— Requirement —
Print all of the entries exactly, minus the pictures.
** begin **
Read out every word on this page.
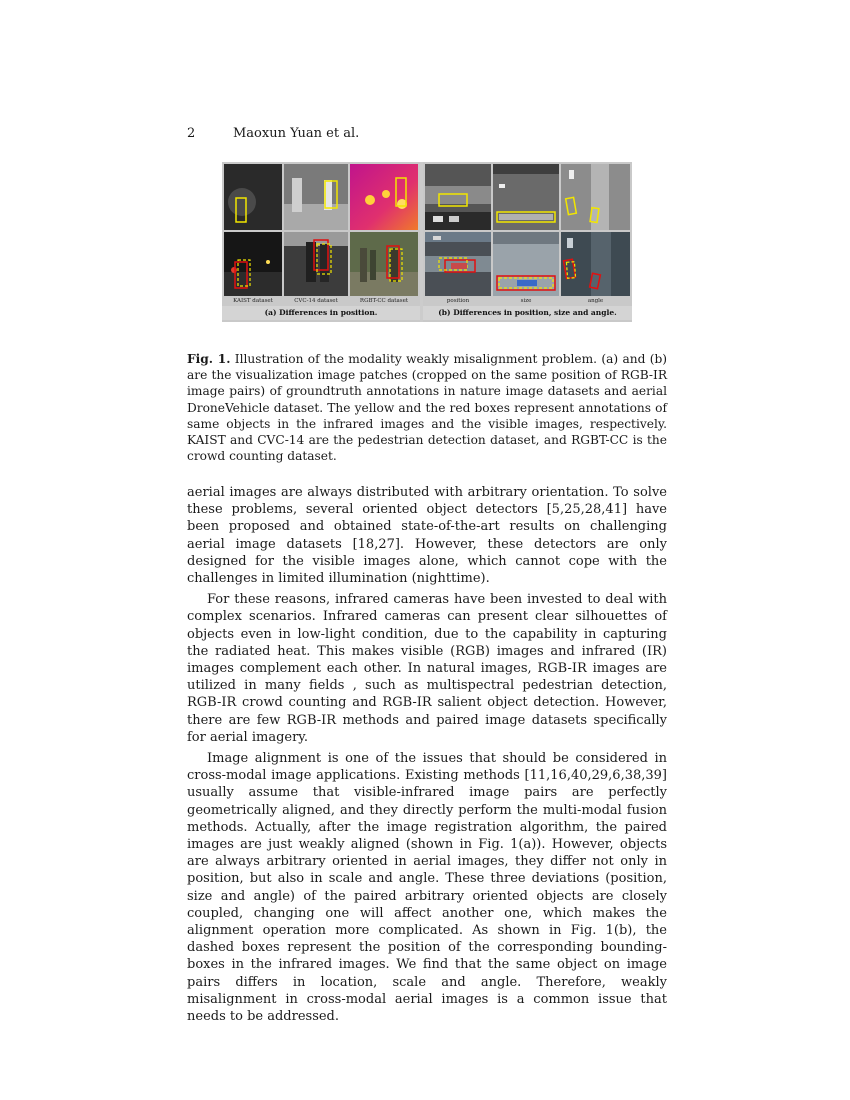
2	Maoxun Yuan et al.
KAIST dataset	CVC-14 dataset	RGBT-CC dataset
(a) Differences in position.
position	size	angle
(b) Differences in position, size and angle.
Fig. 1. Illustration of the modality weakly misalignment problem. (a) and (b) are the visualization image patches (cropped on the same position of RGB-IR image pairs) of groundtruth annotations in nature image datasets and aerial DroneVehicle dataset. The yellow and the red boxes represent annotations of same objects in the infrared images and the visible images, respectively. KAIST and CVC-14 are the pedestrian detection dataset, and RGBT-CC is the crowd counting dataset.

aerial images are always distributed with arbitrary orientation. To solve these problems, several oriented object detectors [5,25,28,41] have been proposed and obtained state-of-the-art results on challenging aerial image datasets [18,27]. However, these detectors are only designed for the visible images alone, which cannot cope with the challenges in limited illumination (nighttime).

For these reasons, infrared cameras have been invested to deal with complex scenarios. Infrared cameras can present clear silhouettes of objects even in low-light condition, due to the capability in capturing the radiated heat. This makes visible (RGB) images and infrared (IR) images complement each other. In natural images, RGB-IR images are utilized in many fields , such as multispectral pedestrian detection, RGB-IR crowd counting and RGB-IR salient object detection. However, there are few RGB-IR methods and paired image datasets specifically for aerial imagery.

Image alignment is one of the issues that should be considered in cross-modal image applications. Existing methods [11,16,40,29,6,38,39] usually assume that visible-infrared image pairs are perfectly geometrically aligned, and they directly perform the multi-modal fusion methods. Actually, after the image registration algorithm, the paired images are just weakly aligned (shown in Fig. 1(a)). However, objects are always arbitrary oriented in aerial images, they differ not only in position, but also in scale and angle. These three deviations (position, size and angle) of the paired arbitrary oriented objects are closely coupled, changing one will affect another one, which makes the alignment operation more complicated. As shown in Fig. 1(b), the dashed boxes represent the position of the corresponding bounding-boxes in the infrared images. We find that the same object on image pairs differs in location, scale and angle. Therefore, weakly misalignment in cross-modal aerial images is a common issue that needs to be addressed.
** end **
— Result of the exercise —
Read out every word on this page.
2	Maoxun Yuan et al.
KAIST dataset	CVC-14 dataset	RGBT-CC dataset
(a) Differences in position.
position	size	angle
(b) Differences in position, size and angle.
Fig. 1. Illustration of the modality weakly misalignment problem. (a) and (b) are the visualization image patches (cropped on the same position of RGB-IR image pairs) of groundtruth annotations in nature image datasets and aerial DroneVehicle dataset. The yellow and the red boxes represent annotations of same objects in the infrared images and the visible images, respectively. KAIST and CVC-14 are the pedestrian detection dataset, and RGBT-CC is the crowd counting dataset.

aerial images are always distributed with arbitrary orientation. To solve these problems, several oriented object detectors [5,25,28,41] have been proposed and obtained state-of-the-art results on challenging aerial image datasets [18,27]. However, these detectors are only designed for the visible images alone, which cannot cope with the challenges in limited illumination (nighttime).

For these reasons, infrared cameras have been invested to deal with complex scenarios. Infrared cameras can present clear silhouettes of objects even in low-light condition, due to the capability in capturing the radiated heat. This makes visible (RGB) images and infrared (IR) images complement each other. In natural images, RGB-IR images are utilized in many fields , such as multispectral pedestrian detection, RGB-IR crowd counting and RGB-IR salient object detection. However, there are few RGB-IR methods and paired image datasets specifically for aerial imagery.

Image alignment is one of the issues that should be considered in cross-modal image applications. Existing methods [11,16,40,29,6,38,39] usually assume that visible-infrared image pairs are perfectly geometrically aligned, and they directly perform the multi-modal fusion methods. Actually, after the image registration algorithm, the paired images are just weakly aligned (shown in Fig. 1(a)). However, objects are always arbitrary oriented in aerial images, they differ not only in position, but also in scale and angle. These three deviations (position, size and angle) of the paired arbitrary oriented objects are closely coupled, changing one will affect another one, which makes the alignment operation more complicated. As shown in Fig. 1(b), the dashed boxes represent the position of the corresponding bounding-boxes in the infrared images. We find that the same object on image pairs differs in location, scale and angle. Therefore, weakly misalignment in cross-modal aerial images is a common issue that needs to be addressed.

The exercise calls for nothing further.